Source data
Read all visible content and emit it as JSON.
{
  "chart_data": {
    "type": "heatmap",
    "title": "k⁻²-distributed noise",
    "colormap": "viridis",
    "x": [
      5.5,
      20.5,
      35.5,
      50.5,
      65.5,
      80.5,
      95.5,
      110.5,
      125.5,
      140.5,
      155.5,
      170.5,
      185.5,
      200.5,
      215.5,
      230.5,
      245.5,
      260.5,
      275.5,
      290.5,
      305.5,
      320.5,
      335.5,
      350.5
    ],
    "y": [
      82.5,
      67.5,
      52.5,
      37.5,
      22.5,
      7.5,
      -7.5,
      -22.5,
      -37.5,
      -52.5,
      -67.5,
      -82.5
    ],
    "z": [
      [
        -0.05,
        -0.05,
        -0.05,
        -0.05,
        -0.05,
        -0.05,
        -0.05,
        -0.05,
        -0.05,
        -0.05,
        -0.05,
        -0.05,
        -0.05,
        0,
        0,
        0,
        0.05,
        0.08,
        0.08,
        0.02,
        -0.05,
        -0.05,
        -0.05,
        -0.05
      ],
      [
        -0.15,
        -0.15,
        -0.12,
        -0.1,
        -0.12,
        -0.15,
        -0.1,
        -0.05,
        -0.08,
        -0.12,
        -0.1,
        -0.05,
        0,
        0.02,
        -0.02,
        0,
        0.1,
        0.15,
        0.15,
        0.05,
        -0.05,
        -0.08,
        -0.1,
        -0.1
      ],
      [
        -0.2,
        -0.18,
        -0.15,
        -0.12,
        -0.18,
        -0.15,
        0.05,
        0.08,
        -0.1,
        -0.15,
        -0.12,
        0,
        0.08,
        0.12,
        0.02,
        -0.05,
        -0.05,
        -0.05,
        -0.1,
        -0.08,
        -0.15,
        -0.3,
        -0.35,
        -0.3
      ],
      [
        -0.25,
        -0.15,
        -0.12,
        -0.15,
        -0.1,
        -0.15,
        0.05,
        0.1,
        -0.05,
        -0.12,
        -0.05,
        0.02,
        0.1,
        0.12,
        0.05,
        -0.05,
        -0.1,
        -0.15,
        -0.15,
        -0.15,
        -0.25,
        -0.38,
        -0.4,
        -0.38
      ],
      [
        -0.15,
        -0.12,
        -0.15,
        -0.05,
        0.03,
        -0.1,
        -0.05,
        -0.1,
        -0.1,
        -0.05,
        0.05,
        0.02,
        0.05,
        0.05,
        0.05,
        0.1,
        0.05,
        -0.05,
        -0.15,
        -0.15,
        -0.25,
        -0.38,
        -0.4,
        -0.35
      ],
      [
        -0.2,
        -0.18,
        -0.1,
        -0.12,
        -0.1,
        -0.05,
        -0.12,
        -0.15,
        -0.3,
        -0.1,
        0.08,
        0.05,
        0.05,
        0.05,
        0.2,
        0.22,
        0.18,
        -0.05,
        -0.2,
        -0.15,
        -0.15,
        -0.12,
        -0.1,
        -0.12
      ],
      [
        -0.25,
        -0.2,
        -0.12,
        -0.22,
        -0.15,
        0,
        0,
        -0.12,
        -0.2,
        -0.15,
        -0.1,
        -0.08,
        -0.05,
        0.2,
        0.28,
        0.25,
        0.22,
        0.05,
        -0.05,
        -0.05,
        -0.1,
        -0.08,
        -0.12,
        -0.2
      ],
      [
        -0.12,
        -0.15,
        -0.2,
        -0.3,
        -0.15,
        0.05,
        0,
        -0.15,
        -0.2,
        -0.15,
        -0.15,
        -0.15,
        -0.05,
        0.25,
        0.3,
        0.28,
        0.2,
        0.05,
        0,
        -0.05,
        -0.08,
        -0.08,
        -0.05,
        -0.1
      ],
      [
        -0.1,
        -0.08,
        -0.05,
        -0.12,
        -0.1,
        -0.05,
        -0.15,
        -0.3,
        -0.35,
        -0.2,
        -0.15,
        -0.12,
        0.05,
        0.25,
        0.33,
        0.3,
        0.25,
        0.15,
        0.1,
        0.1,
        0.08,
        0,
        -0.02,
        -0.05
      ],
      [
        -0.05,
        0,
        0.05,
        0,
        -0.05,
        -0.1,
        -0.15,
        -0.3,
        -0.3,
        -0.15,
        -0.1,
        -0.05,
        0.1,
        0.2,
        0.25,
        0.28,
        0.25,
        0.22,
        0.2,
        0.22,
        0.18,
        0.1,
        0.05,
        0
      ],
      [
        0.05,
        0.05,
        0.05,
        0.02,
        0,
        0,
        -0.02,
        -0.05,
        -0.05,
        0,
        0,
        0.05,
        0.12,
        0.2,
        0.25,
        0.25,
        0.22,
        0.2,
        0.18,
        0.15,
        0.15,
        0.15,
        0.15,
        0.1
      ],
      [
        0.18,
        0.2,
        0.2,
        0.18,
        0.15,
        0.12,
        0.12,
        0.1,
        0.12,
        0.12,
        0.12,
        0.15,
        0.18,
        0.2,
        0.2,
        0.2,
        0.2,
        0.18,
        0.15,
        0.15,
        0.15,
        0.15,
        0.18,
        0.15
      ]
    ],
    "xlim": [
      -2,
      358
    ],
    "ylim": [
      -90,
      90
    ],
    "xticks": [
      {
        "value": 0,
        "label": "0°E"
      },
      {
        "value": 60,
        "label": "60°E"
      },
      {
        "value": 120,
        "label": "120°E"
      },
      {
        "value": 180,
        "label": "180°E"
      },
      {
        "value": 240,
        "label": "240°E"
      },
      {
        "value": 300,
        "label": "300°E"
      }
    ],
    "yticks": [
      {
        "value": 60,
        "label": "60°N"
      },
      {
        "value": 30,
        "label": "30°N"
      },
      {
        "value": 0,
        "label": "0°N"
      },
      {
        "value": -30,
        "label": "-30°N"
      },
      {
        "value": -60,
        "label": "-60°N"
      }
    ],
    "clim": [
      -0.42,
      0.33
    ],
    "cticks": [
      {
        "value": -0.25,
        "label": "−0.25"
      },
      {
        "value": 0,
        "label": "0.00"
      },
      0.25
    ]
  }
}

▶ **EXERCISE**
Each line in the material above must be retyped without alteration.

▶ **COMPLETED TASK**
Read all visible content and emit it as JSON.
{
  "chart_data": {
    "type": "heatmap",
    "title": "k⁻²-distributed noise",
    "colormap": "viridis",
    "x": [
      5.5,
      20.5,
      35.5,
      50.5,
      65.5,
      80.5,
      95.5,
      110.5,
      125.5,
      140.5,
      155.5,
      170.5,
      185.5,
      200.5,
      215.5,
      230.5,
      245.5,
      260.5,
      275.5,
      290.5,
      305.5,
      320.5,
      335.5,
      350.5
    ],
    "y": [
      82.5,
      67.5,
      52.5,
      37.5,
      22.5,
      7.5,
      -7.5,
      -22.5,
      -37.5,
      -52.5,
      -67.5,
      -82.5
    ],
    "z": [
      [
        -0.05,
        -0.05,
        -0.05,
        -0.05,
        -0.05,
        -0.05,
        -0.05,
        -0.05,
        -0.05,
        -0.05,
        -0.05,
        -0.05,
        -0.05,
        0,
        0,
        0,
        0.05,
        0.08,
        0.08,
        0.02,
        -0.05,
        -0.05,
        -0.05,
        -0.05
      ],
      [
        -0.15,
        -0.15,
        -0.12,
        -0.1,
        -0.12,
        -0.15,
        -0.1,
        -0.05,
        -0.08,
        -0.12,
        -0.1,
        -0.05,
        0,
        0.02,
        -0.02,
        0,
        0.1,
        0.15,
        0.15,
        0.05,
        -0.05,
        -0.08,
        -0.1,
        -0.1
      ],
      [
        -0.2,
        -0.18,
        -0.15,
        -0.12,
        -0.18,
        -0.15,
        0.05,
        0.08,
        -0.1,
        -0.15,
        -0.12,
        0,
        0.08,
        0.12,
        0.02,
        -0.05,
        -0.05,
        -0.05,
        -0.1,
        -0.08,
        -0.15,
        -0.3,
        -0.35,
        -0.3
      ],
      [
        -0.25,
        -0.15,
        -0.12,
        -0.15,
        -0.1,
        -0.15,
        0.05,
        0.1,
        -0.05,
        -0.12,
        -0.05,
        0.02,
        0.1,
        0.12,
        0.05,
        -0.05,
        -0.1,
        -0.15,
        -0.15,
        -0.15,
        -0.25,
        -0.38,
        -0.4,
        -0.38
      ],
      [
        -0.15,
        -0.12,
        -0.15,
        -0.05,
        0.03,
        -0.1,
        -0.05,
        -0.1,
        -0.1,
        -0.05,
        0.05,
        0.02,
        0.05,
        0.05,
        0.05,
        0.1,
        0.05,
        -0.05,
        -0.15,
        -0.15,
        -0.25,
        -0.38,
        -0.4,
        -0.35
      ],
      [
        -0.2,
        -0.18,
        -0.1,
        -0.12,
        -0.1,
        -0.05,
        -0.12,
        -0.15,
        -0.3,
        -0.1,
        0.08,
        0.05,
        0.05,
        0.05,
        0.2,
        0.22,
        0.18,
        -0.05,
        -0.2,
        -0.15,
        -0.15,
        -0.12,
        -0.1,
        -0.12
      ],
      [
        -0.25,
        -0.2,
        -0.12,
        -0.22,
        -0.15,
        0,
        0,
        -0.12,
        -0.2,
        -0.15,
        -0.1,
        -0.08,
        -0.05,
        0.2,
        0.28,
        0.25,
        0.22,
        0.05,
        -0.05,
        -0.05,
        -0.1,
        -0.08,
        -0.12,
        -0.2
      ],
      [
        -0.12,
        -0.15,
        -0.2,
        -0.3,
        -0.15,
        0.05,
        0,
        -0.15,
        -0.2,
        -0.15,
        -0.15,
        -0.15,
        -0.05,
        0.25,
        0.3,
        0.28,
        0.2,
        0.05,
        0,
        -0.05,
        -0.08,
        -0.08,
        -0.05,
        -0.1
      ],
      [
        -0.1,
        -0.08,
        -0.05,
        -0.12,
        -0.1,
        -0.05,
        -0.15,
        -0.3,
        -0.35,
        -0.2,
        -0.15,
        -0.12,
        0.05,
        0.25,
        0.33,
        0.3,
        0.25,
        0.15,
        0.1,
        0.1,
        0.08,
        0,
        -0.02,
        -0.05
      ],
      [
        -0.05,
        0,
        0.05,
        0,
        -0.05,
        -0.1,
        -0.15,
        -0.3,
        -0.3,
        -0.15,
        -0.1,
        -0.05,
        0.1,
        0.2,
        0.25,
        0.28,
        0.25,
        0.22,
        0.2,
        0.22,
        0.18,
        0.1,
        0.05,
        0
      ],
      [
        0.05,
        0.05,
        0.05,
        0.02,
        0,
        0,
        -0.02,
        -0.05,
        -0.05,
        0,
        0,
        0.05,
        0.12,
        0.2,
        0.25,
        0.25,
        0.22,
        0.2,
        0.18,
        0.15,
        0.15,
        0.15,
        0.15,
        0.1
      ],
      [
        0.18,
        0.2,
        0.2,
        0.18,
        0.15,
        0.12,
        0.12,
        0.1,
        0.12,
        0.12,
        0.12,
        0.15,
        0.18,
        0.2,
        0.2,
        0.2,
        0.2,
        0.18,
        0.15,
        0.15,
        0.15,
        0.15,
        0.18,
        0.15
      ]
    ],
    "xlim": [
      -2,
      358
    ],
    "ylim": [
      -90,
      90
    ],
    "xticks": [
      {
        "value": 0,
        "label": "0°E"
      },
      {
        "value": 60,
        "label": "60°E"
      },
      {
        "value": 120,
        "label": "120°E"
      },
      {
        "value": 180,
        "label": "180°E"
      },
      {
        "value": 240,
        "label": "240°E"
      },
      {
        "value": 300,
        "label": "300°E"
      }
    ],
    "yticks": [
      {
        "value": 60,
        "label": "60°N"
      },
      {
        "value": 30,
        "label": "30°N"
      },
      {
        "value": 0,
        "label": "0°N"
      },
      {
        "value": -30,
        "label": "-30°N"
      },
      {
        "value": -60,
        "label": "-60°N"
      }
    ],
    "clim": [
      -0.42,
      0.33
    ],
    "cticks": [
      {
        "value": -0.25,
        "label": "−0.25"
      },
      {
        "value": 0,
        "label": "0.00"
      },
      0.25
    ]
  }
}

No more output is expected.